#### [YOUR TASK]
Report how many lines in the records hold the string "particles"; give the number and nothing else.

Stored entries:
'''

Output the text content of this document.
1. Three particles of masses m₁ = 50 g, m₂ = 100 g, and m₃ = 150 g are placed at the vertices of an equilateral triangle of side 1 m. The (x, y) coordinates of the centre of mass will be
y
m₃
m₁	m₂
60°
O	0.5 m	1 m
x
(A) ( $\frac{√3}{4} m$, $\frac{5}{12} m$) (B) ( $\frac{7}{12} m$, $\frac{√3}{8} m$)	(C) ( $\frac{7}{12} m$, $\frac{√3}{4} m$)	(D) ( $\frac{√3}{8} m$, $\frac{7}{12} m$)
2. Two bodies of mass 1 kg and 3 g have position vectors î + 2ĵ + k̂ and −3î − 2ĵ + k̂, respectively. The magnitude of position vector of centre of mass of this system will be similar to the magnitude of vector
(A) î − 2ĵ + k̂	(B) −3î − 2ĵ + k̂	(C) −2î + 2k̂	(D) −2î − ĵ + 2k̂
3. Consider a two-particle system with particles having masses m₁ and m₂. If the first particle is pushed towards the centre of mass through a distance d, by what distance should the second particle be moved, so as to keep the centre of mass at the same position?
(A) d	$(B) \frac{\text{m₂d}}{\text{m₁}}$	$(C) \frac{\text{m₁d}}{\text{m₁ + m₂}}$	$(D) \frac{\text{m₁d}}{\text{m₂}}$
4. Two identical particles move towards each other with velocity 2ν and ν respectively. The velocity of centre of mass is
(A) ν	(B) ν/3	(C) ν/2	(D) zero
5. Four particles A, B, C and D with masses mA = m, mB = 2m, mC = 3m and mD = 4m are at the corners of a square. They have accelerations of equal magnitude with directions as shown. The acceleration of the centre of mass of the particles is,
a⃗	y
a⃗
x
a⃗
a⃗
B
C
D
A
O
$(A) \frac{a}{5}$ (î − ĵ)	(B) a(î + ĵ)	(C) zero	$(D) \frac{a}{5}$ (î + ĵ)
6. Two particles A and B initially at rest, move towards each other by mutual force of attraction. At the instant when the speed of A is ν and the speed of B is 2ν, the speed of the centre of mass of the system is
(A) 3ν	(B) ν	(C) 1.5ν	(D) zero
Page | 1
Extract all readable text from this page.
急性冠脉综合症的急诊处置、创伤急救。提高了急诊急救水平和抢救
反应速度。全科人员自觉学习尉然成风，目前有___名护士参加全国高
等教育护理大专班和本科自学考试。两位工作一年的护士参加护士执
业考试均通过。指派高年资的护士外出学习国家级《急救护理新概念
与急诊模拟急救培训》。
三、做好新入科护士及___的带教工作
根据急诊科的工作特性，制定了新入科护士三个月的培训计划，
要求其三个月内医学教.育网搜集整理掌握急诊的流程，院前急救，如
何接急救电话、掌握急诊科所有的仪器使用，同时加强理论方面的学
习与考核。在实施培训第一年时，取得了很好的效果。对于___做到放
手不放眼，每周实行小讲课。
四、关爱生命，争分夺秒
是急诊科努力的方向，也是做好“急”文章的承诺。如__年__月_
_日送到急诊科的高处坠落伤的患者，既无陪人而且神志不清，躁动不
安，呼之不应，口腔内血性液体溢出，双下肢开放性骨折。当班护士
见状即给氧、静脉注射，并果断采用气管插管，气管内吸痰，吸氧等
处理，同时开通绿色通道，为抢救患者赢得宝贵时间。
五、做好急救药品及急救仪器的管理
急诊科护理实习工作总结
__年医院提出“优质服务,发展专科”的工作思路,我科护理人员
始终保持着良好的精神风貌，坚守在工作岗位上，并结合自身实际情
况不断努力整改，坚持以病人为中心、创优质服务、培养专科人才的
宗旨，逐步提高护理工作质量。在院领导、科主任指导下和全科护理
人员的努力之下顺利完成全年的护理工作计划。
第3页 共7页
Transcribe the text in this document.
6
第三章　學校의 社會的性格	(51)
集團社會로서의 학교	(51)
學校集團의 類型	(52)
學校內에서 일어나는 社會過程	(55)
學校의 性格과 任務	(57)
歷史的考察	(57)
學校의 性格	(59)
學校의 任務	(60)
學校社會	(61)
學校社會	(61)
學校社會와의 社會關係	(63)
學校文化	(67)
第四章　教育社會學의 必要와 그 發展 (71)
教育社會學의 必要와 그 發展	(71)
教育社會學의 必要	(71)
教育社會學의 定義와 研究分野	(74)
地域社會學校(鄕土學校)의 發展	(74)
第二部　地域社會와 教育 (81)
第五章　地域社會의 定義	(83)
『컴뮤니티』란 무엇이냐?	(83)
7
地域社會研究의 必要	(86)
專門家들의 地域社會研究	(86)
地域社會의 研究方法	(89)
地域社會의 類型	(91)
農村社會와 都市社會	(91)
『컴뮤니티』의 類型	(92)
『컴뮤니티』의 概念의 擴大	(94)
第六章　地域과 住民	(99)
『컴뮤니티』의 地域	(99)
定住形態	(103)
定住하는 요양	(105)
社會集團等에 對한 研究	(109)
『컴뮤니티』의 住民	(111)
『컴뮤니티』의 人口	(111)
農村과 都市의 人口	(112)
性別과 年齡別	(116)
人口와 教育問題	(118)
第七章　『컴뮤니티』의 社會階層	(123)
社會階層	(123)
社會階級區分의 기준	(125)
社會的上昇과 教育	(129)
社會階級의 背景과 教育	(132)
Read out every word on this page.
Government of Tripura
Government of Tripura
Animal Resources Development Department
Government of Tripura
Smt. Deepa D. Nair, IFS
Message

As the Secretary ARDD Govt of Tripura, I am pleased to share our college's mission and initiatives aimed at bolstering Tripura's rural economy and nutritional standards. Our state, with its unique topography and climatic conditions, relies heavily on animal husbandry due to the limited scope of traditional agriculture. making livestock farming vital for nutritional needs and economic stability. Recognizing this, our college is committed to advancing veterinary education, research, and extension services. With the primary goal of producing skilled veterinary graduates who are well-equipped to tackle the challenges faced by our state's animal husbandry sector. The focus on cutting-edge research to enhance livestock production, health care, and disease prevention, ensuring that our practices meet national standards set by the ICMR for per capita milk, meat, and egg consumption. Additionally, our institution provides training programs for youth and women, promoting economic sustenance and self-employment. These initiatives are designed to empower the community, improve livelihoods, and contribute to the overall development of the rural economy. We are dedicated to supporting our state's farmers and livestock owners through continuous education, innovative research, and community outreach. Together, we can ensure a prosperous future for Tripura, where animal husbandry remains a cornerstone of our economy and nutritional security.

'''

#### [THE REPLY]
5